• **Short task**: A faithful transcription of all the data is required.

• **Record extracts**:
——

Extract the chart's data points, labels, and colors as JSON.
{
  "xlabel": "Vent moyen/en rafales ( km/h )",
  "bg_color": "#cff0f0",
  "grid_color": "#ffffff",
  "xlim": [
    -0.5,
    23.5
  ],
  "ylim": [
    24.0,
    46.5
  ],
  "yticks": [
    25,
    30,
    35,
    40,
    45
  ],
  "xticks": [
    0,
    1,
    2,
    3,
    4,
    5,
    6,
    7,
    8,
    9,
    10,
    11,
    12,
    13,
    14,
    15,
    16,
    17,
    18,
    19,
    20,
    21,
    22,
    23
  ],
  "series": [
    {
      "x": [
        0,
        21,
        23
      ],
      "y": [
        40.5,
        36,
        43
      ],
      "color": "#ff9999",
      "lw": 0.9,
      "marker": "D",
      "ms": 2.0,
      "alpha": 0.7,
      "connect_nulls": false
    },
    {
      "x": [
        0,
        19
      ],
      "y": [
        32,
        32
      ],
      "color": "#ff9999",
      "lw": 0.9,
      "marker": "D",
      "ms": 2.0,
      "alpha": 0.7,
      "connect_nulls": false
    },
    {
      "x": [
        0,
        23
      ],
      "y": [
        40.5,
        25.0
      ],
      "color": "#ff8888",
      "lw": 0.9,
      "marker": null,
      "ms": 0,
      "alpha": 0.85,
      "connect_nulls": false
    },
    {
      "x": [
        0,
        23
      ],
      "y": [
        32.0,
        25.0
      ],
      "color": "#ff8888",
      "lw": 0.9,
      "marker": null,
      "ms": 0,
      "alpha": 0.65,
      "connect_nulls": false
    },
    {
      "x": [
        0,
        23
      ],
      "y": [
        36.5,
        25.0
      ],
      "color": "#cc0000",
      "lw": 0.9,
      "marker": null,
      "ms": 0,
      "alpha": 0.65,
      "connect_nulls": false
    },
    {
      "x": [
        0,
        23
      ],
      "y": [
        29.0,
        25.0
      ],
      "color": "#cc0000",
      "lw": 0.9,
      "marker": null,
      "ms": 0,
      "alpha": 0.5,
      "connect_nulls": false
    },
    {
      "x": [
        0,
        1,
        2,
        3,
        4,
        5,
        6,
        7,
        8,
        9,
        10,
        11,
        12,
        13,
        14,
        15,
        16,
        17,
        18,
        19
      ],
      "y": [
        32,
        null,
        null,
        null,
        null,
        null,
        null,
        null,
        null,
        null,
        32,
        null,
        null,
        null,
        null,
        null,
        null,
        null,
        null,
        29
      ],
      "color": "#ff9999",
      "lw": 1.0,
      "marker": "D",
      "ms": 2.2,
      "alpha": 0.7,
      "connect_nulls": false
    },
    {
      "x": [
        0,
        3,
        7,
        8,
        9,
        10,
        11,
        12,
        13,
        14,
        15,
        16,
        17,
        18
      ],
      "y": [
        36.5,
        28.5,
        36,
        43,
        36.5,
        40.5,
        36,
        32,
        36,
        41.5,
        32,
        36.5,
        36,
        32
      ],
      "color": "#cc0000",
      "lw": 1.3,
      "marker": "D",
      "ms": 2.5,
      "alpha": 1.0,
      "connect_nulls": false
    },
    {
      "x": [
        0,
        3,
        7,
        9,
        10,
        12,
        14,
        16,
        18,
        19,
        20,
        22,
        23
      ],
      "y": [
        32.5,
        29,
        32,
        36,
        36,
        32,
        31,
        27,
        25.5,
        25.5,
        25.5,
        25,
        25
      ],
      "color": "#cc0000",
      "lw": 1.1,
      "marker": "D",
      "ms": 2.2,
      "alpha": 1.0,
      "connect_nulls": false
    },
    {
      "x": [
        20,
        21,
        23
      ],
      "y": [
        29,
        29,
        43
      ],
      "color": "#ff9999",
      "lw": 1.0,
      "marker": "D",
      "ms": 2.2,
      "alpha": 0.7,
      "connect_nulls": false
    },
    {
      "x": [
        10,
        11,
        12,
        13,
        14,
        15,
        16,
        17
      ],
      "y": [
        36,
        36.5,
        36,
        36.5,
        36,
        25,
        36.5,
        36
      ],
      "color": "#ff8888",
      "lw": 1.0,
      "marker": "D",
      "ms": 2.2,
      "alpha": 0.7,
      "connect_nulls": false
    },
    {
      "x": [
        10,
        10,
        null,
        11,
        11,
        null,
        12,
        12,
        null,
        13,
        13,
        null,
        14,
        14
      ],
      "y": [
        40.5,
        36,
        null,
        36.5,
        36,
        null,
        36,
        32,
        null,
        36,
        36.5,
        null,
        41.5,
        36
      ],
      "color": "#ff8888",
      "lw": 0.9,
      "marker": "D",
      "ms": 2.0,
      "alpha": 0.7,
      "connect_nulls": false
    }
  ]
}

——

• **Solution to this problem**:
Extract the chart's data points, labels, and colors as JSON.
{
  "xlabel": "Vent moyen/en rafales ( km/h )",
  "bg_color": "#cff0f0",
  "grid_color": "#ffffff",
  "xlim": [
    -0.5,
    23.5
  ],
  "ylim": [
    24.0,
    46.5
  ],
  "yticks": [
    25,
    30,
    35,
    40,
    45
  ],
  "xticks": [
    0,
    1,
    2,
    3,
    4,
    5,
    6,
    7,
    8,
    9,
    10,
    11,
    12,
    13,
    14,
    15,
    16,
    17,
    18,
    19,
    20,
    21,
    22,
    23
  ],
  "series": [
    {
      "x": [
        0,
        21,
        23
      ],
      "y": [
        40.5,
        36,
        43
      ],
      "color": "#ff9999",
      "lw": 0.9,
      "marker": "D",
      "ms": 2.0,
      "alpha": 0.7,
      "connect_nulls": false
    },
    {
      "x": [
        0,
        19
      ],
      "y": [
        32,
        32
      ],
      "color": "#ff9999",
      "lw": 0.9,
      "marker": "D",
      "ms": 2.0,
      "alpha": 0.7,
      "connect_nulls": false
    },
    {
      "x": [
        0,
        23
      ],
      "y": [
        40.5,
        25.0
      ],
      "color": "#ff8888",
      "lw": 0.9,
      "marker": null,
      "ms": 0,
      "alpha": 0.85,
      "connect_nulls": false
    },
    {
      "x": [
        0,
        23
      ],
      "y": [
        32.0,
        25.0
      ],
      "color": "#ff8888",
      "lw": 0.9,
      "marker": null,
      "ms": 0,
      "alpha": 0.65,
      "connect_nulls": false
    },
    {
      "x": [
        0,
        23
      ],
      "y": [
        36.5,
        25.0
      ],
      "color": "#cc0000",
      "lw": 0.9,
      "marker": null,
      "ms": 0,
      "alpha": 0.65,
      "connect_nulls": false
    },
    {
      "x": [
        0,
        23
      ],
      "y": [
        29.0,
        25.0
      ],
      "color": "#cc0000",
      "lw": 0.9,
      "marker": null,
      "ms": 0,
      "alpha": 0.5,
      "connect_nulls": false
    },
    {
      "x": [
        0,
        1,
        2,
        3,
        4,
        5,
        6,
        7,
        8,
        9,
        10,
        11,
        12,
        13,
        14,
        15,
        16,
        17,
        18,
        19
      ],
      "y": [
        32,
        null,
        null,
        null,
        null,
        null,
        null,
        null,
        null,
        null,
        32,
        null,
        null,
        null,
        null,
        null,
        null,
        null,
        null,
        29
      ],
      "color": "#ff9999",
      "lw": 1.0,
      "marker": "D",
      "ms": 2.2,
      "alpha": 0.7,
      "connect_nulls": false
    },
    {
      "x": [
        0,
        3,
        7,
        8,
        9,
        10,
        11,
        12,
        13,
        14,
        15,
        16,
        17,
        18
      ],
      "y": [
        36.5,
        28.5,
        36,
        43,
        36.5,
        40.5,
        36,
        32,
        36,
        41.5,
        32,
        36.5,
        36,
        32
      ],
      "color": "#cc0000",
      "lw": 1.3,
      "marker": "D",
      "ms": 2.5,
      "alpha": 1.0,
      "connect_nulls": false
    },
    {
      "x": [
        0,
        3,
        7,
        9,
        10,
        12,
        14,
        16,
        18,
        19,
        20,
        22,
        23
      ],
      "y": [
        32.5,
        29,
        32,
        36,
        36,
        32,
        31,
        27,
        25.5,
        25.5,
        25.5,
        25,
        25
      ],
      "color": "#cc0000",
      "lw": 1.1,
      "marker": "D",
      "ms": 2.2,
      "alpha": 1.0,
      "connect_nulls": false
    },
    {
      "x": [
        20,
        21,
        23
      ],
      "y": [
        29,
        29,
        43
      ],
      "color": "#ff9999",
      "lw": 1.0,
      "marker": "D",
      "ms": 2.2,
      "alpha": 0.7,
      "connect_nulls": false
    },
    {
      "x": [
        10,
        11,
        12,
        13,
        14,
        15,
        16,
        17
      ],
      "y": [
        36,
        36.5,
        36,
        36.5,
        36,
        25,
        36.5,
        36
      ],
      "color": "#ff8888",
      "lw": 1.0,
      "marker": "D",
      "ms": 2.2,
      "alpha": 0.7,
      "connect_nulls": false
    },
    {
      "x": [
        10,
        10,
        null,
        11,
        11,
        null,
        12,
        12,
        null,
        13,
        13,
        null,
        14,
        14
      ],
      "y": [
        40.5,
        36,
        null,
        36.5,
        36,
        null,
        36,
        32,
        null,
        36,
        36.5,
        null,
        41.5,
        36
      ],
      "color": "#ff8888",
      "lw": 0.9,
      "marker": "D",
      "ms": 2.0,
      "alpha": 0.7,
      "connect_nulls": false
    }
  ]
}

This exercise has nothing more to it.